- **PROBLEM REQUIREMENTS**:
Examine the entries and show every line in which the word "Aviso" is found.

********

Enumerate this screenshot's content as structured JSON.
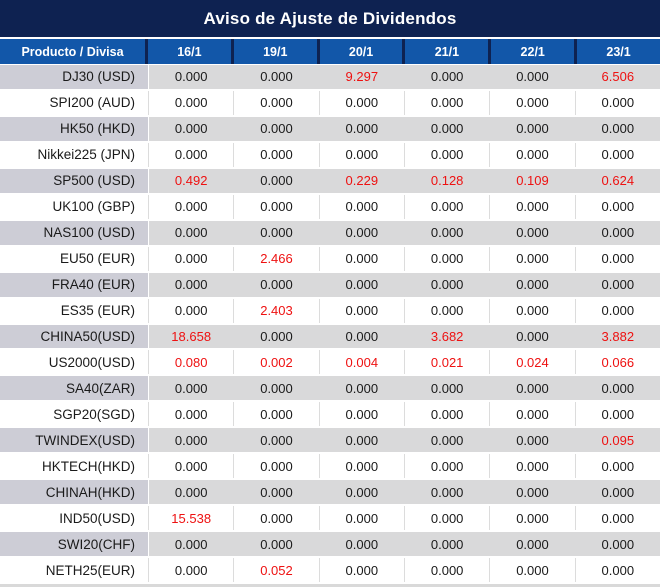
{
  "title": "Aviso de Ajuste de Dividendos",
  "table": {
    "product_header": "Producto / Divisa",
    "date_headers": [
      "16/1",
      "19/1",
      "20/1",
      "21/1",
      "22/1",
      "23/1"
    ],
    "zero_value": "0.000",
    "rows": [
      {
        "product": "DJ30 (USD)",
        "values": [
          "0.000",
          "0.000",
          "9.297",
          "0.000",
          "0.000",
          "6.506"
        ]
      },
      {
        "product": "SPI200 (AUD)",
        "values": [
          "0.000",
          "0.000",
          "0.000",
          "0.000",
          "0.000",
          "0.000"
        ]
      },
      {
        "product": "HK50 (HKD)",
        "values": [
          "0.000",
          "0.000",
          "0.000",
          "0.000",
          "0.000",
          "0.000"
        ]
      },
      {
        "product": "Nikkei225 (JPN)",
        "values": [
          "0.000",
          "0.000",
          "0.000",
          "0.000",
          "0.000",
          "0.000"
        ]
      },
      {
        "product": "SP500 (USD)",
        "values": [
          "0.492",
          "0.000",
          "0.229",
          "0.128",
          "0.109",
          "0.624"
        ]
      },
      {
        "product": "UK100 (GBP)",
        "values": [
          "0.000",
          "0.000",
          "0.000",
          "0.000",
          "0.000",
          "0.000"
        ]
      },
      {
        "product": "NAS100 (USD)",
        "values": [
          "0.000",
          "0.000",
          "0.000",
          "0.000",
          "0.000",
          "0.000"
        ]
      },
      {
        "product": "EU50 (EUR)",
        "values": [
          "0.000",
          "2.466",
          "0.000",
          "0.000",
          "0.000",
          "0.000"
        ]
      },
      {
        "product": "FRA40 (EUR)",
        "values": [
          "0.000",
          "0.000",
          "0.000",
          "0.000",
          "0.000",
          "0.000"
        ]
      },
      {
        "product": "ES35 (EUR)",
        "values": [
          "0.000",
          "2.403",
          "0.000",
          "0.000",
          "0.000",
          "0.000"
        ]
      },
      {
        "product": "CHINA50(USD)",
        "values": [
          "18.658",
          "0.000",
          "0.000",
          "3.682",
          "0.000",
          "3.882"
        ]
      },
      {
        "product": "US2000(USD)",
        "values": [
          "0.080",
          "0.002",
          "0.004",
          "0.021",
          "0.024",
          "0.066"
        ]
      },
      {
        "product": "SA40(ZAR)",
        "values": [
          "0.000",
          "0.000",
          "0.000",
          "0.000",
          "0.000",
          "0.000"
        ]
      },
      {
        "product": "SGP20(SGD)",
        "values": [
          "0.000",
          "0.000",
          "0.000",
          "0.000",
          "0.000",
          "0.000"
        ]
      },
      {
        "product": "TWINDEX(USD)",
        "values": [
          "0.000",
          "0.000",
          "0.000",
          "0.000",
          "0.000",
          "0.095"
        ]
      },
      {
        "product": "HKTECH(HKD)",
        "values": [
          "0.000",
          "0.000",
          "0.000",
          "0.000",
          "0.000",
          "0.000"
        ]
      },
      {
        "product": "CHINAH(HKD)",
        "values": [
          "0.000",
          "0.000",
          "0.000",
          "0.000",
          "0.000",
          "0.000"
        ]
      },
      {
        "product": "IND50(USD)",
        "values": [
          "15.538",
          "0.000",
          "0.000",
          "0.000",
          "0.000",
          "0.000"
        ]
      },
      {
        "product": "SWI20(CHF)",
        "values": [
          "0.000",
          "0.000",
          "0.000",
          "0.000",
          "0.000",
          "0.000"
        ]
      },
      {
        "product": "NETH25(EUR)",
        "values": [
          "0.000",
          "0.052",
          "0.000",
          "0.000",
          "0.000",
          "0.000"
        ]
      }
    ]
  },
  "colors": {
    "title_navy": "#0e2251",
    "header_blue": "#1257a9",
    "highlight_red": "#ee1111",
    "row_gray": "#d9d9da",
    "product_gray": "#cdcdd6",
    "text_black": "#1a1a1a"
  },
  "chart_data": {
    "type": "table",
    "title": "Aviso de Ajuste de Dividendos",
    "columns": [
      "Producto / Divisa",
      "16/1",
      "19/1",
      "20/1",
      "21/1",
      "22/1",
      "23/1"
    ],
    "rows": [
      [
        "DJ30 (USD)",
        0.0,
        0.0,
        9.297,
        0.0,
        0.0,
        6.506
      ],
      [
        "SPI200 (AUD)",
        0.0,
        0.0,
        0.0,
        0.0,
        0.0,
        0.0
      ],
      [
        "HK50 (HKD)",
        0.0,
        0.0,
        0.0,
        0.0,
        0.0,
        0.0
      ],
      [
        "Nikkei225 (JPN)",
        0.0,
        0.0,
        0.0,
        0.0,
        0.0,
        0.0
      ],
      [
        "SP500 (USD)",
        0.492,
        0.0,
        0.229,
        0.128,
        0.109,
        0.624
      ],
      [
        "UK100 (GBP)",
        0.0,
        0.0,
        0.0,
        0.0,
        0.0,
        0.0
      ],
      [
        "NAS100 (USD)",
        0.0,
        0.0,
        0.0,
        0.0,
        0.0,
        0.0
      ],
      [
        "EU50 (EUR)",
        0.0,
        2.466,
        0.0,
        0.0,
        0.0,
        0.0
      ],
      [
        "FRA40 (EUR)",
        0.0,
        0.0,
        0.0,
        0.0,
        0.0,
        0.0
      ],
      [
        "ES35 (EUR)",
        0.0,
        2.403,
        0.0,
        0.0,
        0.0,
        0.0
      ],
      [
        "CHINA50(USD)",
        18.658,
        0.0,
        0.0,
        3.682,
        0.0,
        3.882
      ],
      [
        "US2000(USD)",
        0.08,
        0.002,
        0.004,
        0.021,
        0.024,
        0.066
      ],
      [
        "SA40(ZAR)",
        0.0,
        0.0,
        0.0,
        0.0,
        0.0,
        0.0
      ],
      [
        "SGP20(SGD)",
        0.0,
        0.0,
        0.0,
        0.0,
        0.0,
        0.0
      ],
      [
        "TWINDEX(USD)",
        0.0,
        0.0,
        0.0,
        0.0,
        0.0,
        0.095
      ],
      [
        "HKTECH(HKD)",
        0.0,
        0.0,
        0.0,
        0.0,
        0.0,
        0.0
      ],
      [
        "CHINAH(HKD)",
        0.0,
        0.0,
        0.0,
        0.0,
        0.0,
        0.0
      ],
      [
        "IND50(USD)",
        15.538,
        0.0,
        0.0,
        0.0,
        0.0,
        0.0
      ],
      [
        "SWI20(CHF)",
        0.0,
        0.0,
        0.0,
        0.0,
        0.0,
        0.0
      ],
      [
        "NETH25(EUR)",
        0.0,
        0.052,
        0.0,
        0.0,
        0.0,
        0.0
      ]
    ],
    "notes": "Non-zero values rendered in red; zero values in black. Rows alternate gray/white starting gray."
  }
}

********

- **COMPLETED EXERCISE**:
  "title": "Aviso de Ajuste de Dividendos",
    "title": "Aviso de Ajuste de Dividendos",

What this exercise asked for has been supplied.